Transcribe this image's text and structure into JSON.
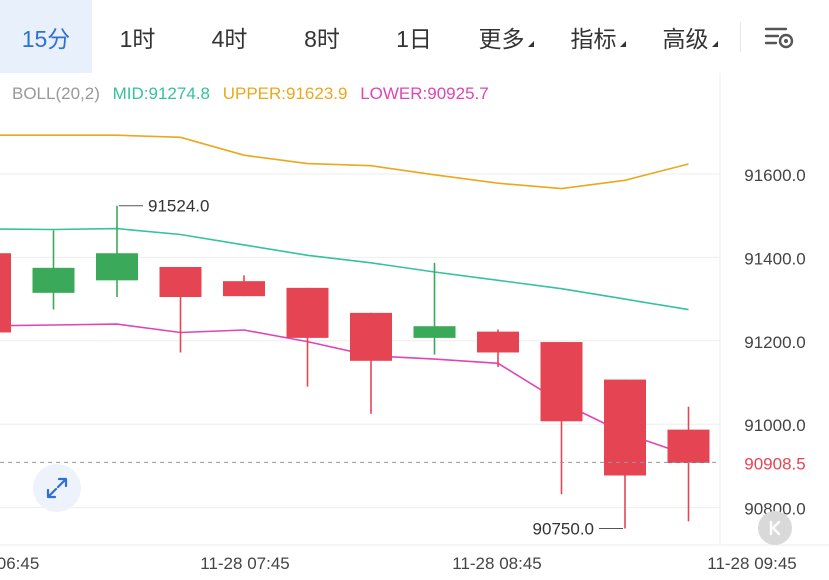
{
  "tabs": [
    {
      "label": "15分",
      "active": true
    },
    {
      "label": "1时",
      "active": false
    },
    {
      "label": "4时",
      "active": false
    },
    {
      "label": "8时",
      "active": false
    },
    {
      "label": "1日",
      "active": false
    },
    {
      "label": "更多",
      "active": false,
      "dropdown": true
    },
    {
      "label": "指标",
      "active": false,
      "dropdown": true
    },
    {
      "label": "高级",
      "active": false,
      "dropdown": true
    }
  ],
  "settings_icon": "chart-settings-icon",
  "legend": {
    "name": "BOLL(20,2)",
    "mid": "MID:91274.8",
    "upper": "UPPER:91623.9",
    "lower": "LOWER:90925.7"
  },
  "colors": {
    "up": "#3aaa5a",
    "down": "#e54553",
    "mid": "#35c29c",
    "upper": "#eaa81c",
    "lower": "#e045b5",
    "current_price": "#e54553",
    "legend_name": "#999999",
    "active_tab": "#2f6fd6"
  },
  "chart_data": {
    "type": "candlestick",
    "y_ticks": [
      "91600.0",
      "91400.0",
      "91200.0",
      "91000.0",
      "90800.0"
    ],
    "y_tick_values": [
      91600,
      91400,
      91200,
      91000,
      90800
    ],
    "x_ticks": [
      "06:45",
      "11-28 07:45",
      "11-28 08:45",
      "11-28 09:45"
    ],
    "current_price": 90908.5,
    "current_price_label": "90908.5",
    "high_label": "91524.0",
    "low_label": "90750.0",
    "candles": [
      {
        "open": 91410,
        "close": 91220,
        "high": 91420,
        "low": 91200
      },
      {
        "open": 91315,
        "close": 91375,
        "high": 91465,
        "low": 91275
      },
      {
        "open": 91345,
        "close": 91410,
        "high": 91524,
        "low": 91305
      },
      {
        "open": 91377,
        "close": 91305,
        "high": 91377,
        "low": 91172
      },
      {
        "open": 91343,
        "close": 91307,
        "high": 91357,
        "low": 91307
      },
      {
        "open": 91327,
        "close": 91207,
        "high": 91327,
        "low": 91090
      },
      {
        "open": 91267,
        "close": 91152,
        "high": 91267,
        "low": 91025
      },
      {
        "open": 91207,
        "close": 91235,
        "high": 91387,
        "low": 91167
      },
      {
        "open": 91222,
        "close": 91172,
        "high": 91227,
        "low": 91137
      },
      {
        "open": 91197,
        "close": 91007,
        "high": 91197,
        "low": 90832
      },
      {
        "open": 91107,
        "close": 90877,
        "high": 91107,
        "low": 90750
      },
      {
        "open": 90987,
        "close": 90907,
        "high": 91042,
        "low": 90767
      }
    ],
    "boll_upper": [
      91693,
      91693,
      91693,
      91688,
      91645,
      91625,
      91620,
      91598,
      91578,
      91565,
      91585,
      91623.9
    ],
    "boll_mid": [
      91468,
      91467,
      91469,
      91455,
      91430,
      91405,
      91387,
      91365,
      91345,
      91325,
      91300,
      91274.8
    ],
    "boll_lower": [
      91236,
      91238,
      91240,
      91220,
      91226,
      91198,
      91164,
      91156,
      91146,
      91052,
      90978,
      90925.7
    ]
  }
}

==

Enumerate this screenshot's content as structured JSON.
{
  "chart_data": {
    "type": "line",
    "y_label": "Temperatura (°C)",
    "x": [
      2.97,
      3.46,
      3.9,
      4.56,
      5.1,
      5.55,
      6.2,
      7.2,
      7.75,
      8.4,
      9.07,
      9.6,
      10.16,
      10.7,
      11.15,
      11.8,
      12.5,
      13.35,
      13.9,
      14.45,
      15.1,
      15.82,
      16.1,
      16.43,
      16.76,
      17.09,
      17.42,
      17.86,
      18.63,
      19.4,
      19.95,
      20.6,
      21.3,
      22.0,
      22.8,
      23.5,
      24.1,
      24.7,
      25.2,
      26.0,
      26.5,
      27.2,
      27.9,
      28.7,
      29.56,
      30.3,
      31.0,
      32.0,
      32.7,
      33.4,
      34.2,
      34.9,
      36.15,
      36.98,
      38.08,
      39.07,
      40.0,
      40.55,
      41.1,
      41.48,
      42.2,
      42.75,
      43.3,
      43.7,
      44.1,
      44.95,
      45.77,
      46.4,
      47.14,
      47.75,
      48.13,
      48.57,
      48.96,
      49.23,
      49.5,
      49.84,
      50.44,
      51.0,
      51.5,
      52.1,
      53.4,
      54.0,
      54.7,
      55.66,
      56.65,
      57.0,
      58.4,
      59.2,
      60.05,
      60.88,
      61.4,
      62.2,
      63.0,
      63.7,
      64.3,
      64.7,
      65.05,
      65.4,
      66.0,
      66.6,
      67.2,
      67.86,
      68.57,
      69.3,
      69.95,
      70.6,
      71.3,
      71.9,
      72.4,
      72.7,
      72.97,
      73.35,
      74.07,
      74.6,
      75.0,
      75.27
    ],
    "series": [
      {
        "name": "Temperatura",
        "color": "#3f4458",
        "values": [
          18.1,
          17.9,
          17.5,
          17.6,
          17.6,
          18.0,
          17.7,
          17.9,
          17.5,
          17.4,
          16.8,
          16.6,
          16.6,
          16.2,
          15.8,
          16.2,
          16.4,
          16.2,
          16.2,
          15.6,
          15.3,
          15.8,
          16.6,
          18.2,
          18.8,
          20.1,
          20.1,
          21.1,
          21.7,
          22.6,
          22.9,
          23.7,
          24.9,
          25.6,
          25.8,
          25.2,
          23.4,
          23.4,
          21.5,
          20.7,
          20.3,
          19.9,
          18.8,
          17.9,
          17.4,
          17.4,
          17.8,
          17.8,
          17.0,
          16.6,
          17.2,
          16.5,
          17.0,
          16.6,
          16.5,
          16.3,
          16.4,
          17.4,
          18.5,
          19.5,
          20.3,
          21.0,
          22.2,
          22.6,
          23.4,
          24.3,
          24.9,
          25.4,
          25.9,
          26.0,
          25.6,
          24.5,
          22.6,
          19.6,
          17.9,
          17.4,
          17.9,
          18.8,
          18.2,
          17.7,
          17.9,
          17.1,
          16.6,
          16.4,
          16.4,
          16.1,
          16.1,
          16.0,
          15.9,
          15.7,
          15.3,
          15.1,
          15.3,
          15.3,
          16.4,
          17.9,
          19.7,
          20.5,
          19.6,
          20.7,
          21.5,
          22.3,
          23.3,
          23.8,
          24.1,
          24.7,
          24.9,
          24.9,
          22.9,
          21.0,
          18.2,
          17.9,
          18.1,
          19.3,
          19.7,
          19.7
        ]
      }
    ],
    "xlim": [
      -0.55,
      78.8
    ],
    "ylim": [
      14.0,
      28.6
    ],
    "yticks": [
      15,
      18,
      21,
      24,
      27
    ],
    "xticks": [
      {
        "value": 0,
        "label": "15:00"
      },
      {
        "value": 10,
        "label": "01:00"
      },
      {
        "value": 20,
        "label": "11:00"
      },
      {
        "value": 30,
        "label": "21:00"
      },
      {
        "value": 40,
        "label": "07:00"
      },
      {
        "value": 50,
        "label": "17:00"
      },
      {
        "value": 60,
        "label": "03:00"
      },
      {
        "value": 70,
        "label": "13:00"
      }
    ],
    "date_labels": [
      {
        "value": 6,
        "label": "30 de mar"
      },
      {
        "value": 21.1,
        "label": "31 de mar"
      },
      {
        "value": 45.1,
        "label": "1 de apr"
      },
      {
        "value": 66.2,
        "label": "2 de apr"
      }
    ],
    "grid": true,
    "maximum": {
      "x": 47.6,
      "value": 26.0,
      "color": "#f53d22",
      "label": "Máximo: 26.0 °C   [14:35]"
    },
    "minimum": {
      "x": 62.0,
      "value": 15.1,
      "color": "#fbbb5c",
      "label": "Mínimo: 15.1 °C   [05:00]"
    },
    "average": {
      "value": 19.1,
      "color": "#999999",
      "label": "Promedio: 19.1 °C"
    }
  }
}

• [TASK GOAL]
Read the entries above, then pull out the lines that include "close".

• [FULL OUTPUT]
        "close": 91220,
        "close": 91375,
        "close": 91410,
        "close": 91305,
        "close": 91307,
        "close": 91207,
        "close": 91152,
        "close": 91235,
        "close": 91172,
        "close": 91007,
        "close": 90877,
        "close": 90907,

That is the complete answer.